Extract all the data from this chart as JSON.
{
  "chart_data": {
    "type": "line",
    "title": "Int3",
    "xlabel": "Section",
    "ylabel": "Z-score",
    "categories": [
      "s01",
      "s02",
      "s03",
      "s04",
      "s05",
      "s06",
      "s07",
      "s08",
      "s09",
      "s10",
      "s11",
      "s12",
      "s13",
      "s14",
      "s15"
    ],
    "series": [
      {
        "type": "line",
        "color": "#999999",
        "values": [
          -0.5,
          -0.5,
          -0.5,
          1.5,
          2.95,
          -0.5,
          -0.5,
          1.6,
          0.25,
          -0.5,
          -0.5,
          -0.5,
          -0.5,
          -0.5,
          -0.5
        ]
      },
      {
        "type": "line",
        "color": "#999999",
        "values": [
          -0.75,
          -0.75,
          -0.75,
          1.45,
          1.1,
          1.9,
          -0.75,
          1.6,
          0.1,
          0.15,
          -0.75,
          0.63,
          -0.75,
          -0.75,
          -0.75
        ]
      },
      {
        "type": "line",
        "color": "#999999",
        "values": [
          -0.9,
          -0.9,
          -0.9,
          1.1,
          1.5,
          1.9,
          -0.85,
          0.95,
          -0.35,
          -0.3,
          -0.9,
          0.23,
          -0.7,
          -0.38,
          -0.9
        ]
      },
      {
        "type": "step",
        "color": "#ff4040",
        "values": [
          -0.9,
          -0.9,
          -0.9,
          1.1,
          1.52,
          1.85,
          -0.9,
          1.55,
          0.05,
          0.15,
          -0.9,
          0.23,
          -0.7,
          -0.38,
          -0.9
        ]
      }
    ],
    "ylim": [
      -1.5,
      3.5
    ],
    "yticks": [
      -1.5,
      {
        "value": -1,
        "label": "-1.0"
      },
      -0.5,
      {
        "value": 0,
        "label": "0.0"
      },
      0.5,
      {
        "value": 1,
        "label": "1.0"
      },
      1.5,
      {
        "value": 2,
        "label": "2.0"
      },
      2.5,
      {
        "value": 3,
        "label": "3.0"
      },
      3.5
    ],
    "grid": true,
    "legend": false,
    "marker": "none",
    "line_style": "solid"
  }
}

++++

Copy out each record from above, exactly.

-- RESPONSE --
Extract all the data from this chart as JSON.
{
  "chart_data": {
    "type": "line",
    "title": "Int3",
    "xlabel": "Section",
    "ylabel": "Z-score",
    "categories": [
      "s01",
      "s02",
      "s03",
      "s04",
      "s05",
      "s06",
      "s07",
      "s08",
      "s09",
      "s10",
      "s11",
      "s12",
      "s13",
      "s14",
      "s15"
    ],
    "series": [
      {
        "type": "line",
        "color": "#999999",
        "values": [
          -0.5,
          -0.5,
          -0.5,
          1.5,
          2.95,
          -0.5,
          -0.5,
          1.6,
          0.25,
          -0.5,
          -0.5,
          -0.5,
          -0.5,
          -0.5,
          -0.5
        ]
      },
      {
        "type": "line",
        "color": "#999999",
        "values": [
          -0.75,
          -0.75,
          -0.75,
          1.45,
          1.1,
          1.9,
          -0.75,
          1.6,
          0.1,
          0.15,
          -0.75,
          0.63,
          -0.75,
          -0.75,
          -0.75
        ]
      },
      {
        "type": "line",
        "color": "#999999",
        "values": [
          -0.9,
          -0.9,
          -0.9,
          1.1,
          1.5,
          1.9,
          -0.85,
          0.95,
          -0.35,
          -0.3,
          -0.9,
          0.23,
          -0.7,
          -0.38,
          -0.9
        ]
      },
      {
        "type": "step",
        "color": "#ff4040",
        "values": [
          -0.9,
          -0.9,
          -0.9,
          1.1,
          1.52,
          1.85,
          -0.9,
          1.55,
          0.05,
          0.15,
          -0.9,
          0.23,
          -0.7,
          -0.38,
          -0.9
        ]
      }
    ],
    "ylim": [
      -1.5,
      3.5
    ],
    "yticks": [
      -1.5,
      {
        "value": -1,
        "label": "-1.0"
      },
      -0.5,
      {
        "value": 0,
        "label": "0.0"
      },
      0.5,
      {
        "value": 1,
        "label": "1.0"
      },
      1.5,
      {
        "value": 2,
        "label": "2.0"
      },
      2.5,
      {
        "value": 3,
        "label": "3.0"
      },
      3.5
    ],
    "grid": true,
    "legend": false,
    "marker": "none",
    "line_style": "solid"
  }
}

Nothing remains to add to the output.